#### Material supplied

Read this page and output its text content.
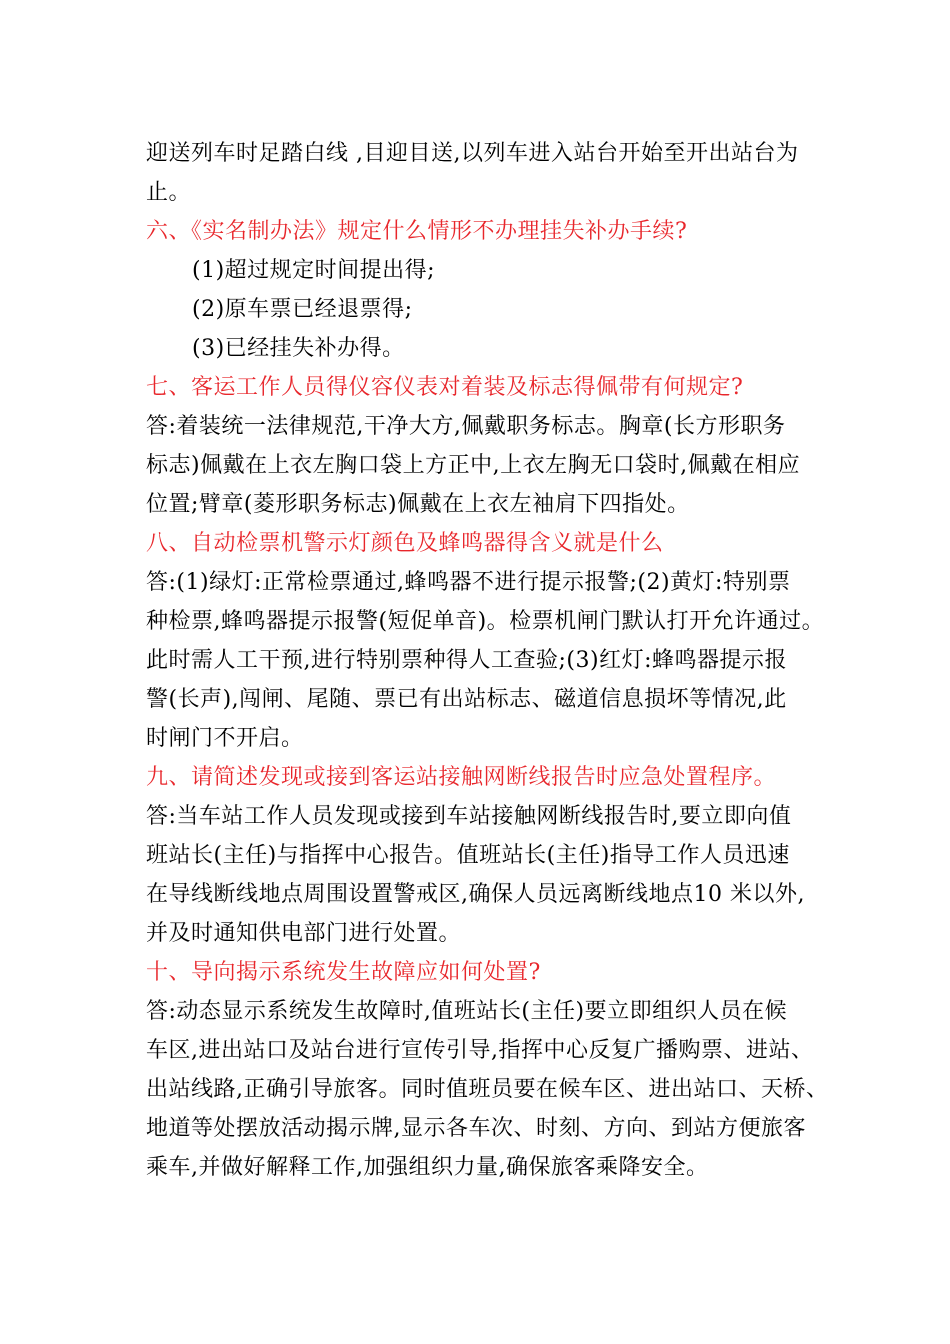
迎送列车时足踏白线 ,目迎目送,以列车进入站台开始至开出站台为
止。
六、《实名制办法》规定什么情形不办理挂失补办手续?
(1)超过规定时间提出得;
(2)原车票已经退票得;
(3)已经挂失补办得。
七、客运工作人员得仪容仪表对着装及标志得佩带有何规定?
答:着装统一法律规范,干净大方,佩戴职务标志。胸章(长方形职务
标志)佩戴在上衣左胸口袋上方正中,上衣左胸无口袋时,佩戴在相应
位置;臂章(菱形职务标志)佩戴在上衣左袖肩下四指处。
八、自动检票机警示灯颜色及蜂鸣器得含义就是什么
答:(1)绿灯:正常检票通过,蜂鸣器不进行提示报警;(2)黄灯:特别票
种检票,蜂鸣器提示报警(短促单音)。检票机闸门默认打开允许通过。
此时需人工干预,进行特别票种得人工查验;(3)红灯:蜂鸣器提示报
警(长声),闯闸、尾随、票已有出站标志、磁道信息损坏等情况,此
时闸门不开启。
九、请简述发现或接到客运站接触网断线报告时应急处置程序。
答:当车站工作人员发现或接到车站接触网断线报告时,要立即向值
班站长(主任)与指挥中心报告。值班站长(主任)指导工作人员迅速
在导线断线地点周围设置警戒区,确保人员远离断线地点10 米以外,
并及时通知供电部门进行处置。
十、导向揭示系统发生故障应如何处置?
答:动态显示系统发生故障时,值班站长(主任)要立即组织人员在候
车区,进出站口及站台进行宣传引导,指挥中心反复广播购票、进站、
出站线路,正确引导旅客。同时值班员要在候车区、进出站口、天桥、
地道等处摆放活动揭示牌,显示各车次、时刻、方向、到站方便旅客
乘车,并做好解释工作,加强组织力量,确保旅客乘降安全。
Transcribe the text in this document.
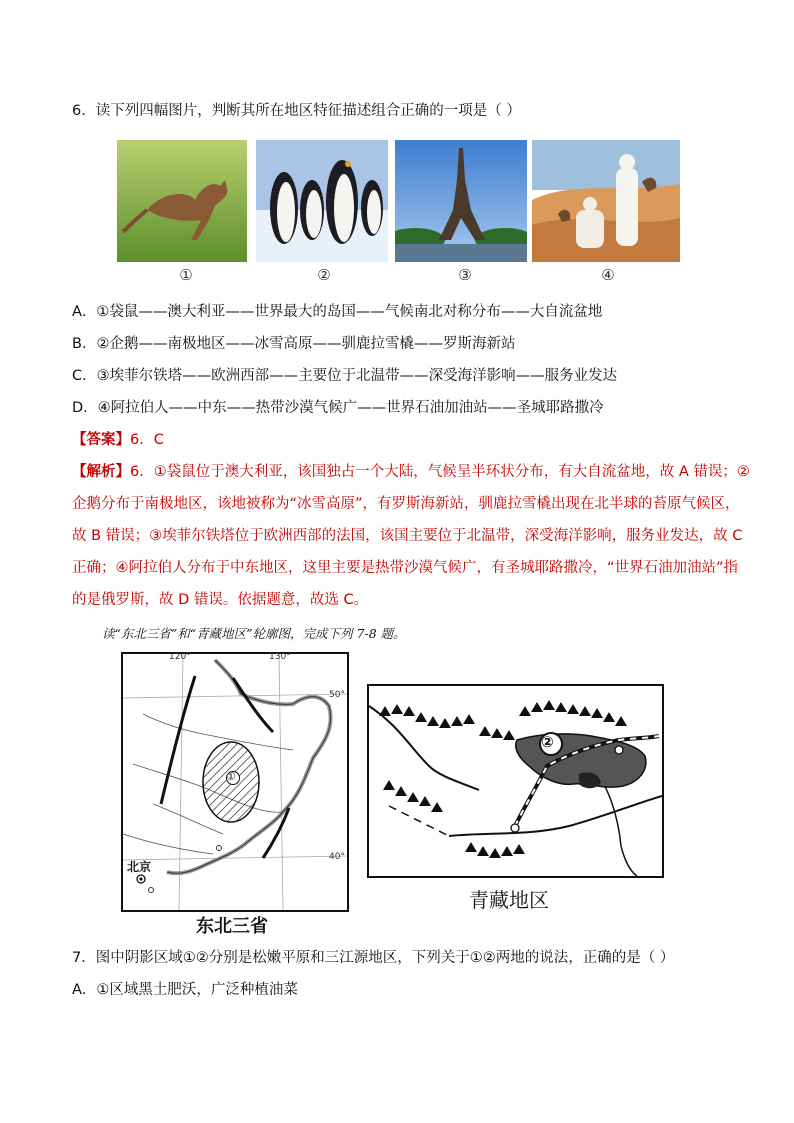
6．读下列四幅图片，判断其所在地区特征描述组合正确的一项是（ ）
①	②	③	④
A．①袋鼠——澳大利亚——世界最大的岛国——气候南北对称分布——大自流盆地
B．②企鹅——南极地区——冰雪高原——驯鹿拉雪橇——罗斯海新站
C．③埃菲尔铁塔——欧洲西部——主要位于北温带——深受海洋影响——服务业发达
D．④阿拉伯人——中东——热带沙漠气候广——世界石油加油站——圣城耶路撒冷
【答案】6．C
【解析】6．①袋鼠位于澳大利亚，该国独占一个大陆，气候呈半环状分布，有大自流盆地，故 A 错误；②
企鹅分布于南极地区，该地被称为“冰雪高原”，有罗斯海新站，驯鹿拉雪橇出现在北半球的苔原气候区，
故 B 错误；③埃菲尔铁塔位于欧洲西部的法国，该国主要位于北温带，深受海洋影响，服务业发达，故 C
正确；④阿拉伯人分布于中东地区，这里主要是热带沙漠气候广，有圣城耶路撒冷，“世界石油加油站”指
的是俄罗斯，故 D 错误。依据题意，故选 C。
读“东北三省”和“青藏地区”轮廓图，完成下列 7-8 题。
120°	130°
50°
40°
①
北京
东北三省
②
青藏地区
7．图中阴影区域①②分别是松嫩平原和三江源地区，下列关于①②两地的说法，正确的是（ ）
A．①区域黑土肥沃，广泛种植油菜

########

# Goal
In the data above, find the line with "Transcribe the text in this document." and repeat it and every line after it through the end, exactly; leave the pictures out.

# Solution to this problem
Transcribe the text in this document.
6．读下列四幅图片，判断其所在地区特征描述组合正确的一项是（ ）
①	②	③	④
A．①袋鼠——澳大利亚——世界最大的岛国——气候南北对称分布——大自流盆地
B．②企鹅——南极地区——冰雪高原——驯鹿拉雪橇——罗斯海新站
C．③埃菲尔铁塔——欧洲西部——主要位于北温带——深受海洋影响——服务业发达
D．④阿拉伯人——中东——热带沙漠气候广——世界石油加油站——圣城耶路撒冷
【答案】6．C
【解析】6．①袋鼠位于澳大利亚，该国独占一个大陆，气候呈半环状分布，有大自流盆地，故 A 错误；②
企鹅分布于南极地区，该地被称为“冰雪高原”，有罗斯海新站，驯鹿拉雪橇出现在北半球的苔原气候区，
故 B 错误；③埃菲尔铁塔位于欧洲西部的法国，该国主要位于北温带，深受海洋影响，服务业发达，故 C
正确；④阿拉伯人分布于中东地区，这里主要是热带沙漠气候广，有圣城耶路撒冷，“世界石油加油站”指
的是俄罗斯，故 D 错误。依据题意，故选 C。
读“东北三省”和“青藏地区”轮廓图，完成下列 7-8 题。
120°	130°
50°
40°
①
北京
东北三省
②
青藏地区
7．图中阴影区域①②分别是松嫩平原和三江源地区，下列关于①②两地的说法，正确的是（ ）
A．①区域黑土肥沃，广泛种植油菜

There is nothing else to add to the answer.